[Extracted data entries]

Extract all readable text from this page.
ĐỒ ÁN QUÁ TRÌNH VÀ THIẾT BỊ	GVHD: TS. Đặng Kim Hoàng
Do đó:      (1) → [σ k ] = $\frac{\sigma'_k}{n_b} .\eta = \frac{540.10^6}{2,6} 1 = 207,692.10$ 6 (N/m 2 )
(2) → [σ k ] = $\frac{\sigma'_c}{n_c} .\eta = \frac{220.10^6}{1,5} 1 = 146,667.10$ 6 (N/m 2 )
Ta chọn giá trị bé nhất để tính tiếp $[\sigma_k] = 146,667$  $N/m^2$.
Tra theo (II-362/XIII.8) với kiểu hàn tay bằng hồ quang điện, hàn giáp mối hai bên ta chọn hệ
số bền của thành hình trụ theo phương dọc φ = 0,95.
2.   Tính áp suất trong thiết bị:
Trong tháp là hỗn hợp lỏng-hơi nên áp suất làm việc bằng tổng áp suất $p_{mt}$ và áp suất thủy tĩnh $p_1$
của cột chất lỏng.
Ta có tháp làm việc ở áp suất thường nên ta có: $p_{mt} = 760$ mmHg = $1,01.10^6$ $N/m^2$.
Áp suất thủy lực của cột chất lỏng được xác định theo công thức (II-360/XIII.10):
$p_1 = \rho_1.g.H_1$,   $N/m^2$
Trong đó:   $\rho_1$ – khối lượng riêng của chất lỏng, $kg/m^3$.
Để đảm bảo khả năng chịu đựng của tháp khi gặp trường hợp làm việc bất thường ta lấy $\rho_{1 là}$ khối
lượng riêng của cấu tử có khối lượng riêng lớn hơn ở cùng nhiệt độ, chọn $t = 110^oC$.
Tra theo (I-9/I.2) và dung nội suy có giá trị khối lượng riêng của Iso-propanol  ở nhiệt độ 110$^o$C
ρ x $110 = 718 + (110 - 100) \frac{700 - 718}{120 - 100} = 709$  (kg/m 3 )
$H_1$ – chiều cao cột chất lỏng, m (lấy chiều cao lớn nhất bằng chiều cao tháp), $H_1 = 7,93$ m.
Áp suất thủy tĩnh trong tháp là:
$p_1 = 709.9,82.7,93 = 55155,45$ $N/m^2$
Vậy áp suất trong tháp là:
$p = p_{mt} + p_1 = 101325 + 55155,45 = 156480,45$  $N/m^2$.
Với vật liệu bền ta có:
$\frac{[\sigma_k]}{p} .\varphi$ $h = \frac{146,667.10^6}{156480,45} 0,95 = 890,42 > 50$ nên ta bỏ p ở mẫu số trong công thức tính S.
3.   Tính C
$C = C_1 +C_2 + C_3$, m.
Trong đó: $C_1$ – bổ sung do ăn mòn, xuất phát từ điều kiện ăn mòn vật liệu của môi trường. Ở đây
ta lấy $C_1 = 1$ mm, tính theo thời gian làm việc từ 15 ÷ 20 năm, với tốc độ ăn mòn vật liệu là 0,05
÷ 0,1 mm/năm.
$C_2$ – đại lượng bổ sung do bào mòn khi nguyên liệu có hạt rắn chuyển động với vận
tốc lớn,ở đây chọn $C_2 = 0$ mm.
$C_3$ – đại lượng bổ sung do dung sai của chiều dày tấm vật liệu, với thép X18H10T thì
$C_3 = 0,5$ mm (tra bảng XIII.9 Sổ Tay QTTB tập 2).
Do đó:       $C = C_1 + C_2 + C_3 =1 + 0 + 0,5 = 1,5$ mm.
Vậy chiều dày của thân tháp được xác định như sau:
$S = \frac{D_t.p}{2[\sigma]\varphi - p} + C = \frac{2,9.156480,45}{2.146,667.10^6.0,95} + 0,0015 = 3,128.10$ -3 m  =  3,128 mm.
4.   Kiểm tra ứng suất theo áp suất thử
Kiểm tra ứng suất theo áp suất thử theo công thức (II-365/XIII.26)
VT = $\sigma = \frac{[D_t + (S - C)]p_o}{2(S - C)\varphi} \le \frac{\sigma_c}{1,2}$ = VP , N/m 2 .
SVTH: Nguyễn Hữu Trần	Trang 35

**Objective**
Above are the records. Identify each line that contains the word "thủy".

**Finished answer**
Trong tháp là hỗn hợp lỏng-hơi nên áp suất làm việc bằng tổng áp suất $p_{mt}$ và áp suất thủy tĩnh $p_1$
Áp suất thủy lực của cột chất lỏng được xác định theo công thức (II-360/XIII.10):
Áp suất thủy tĩnh trong tháp là:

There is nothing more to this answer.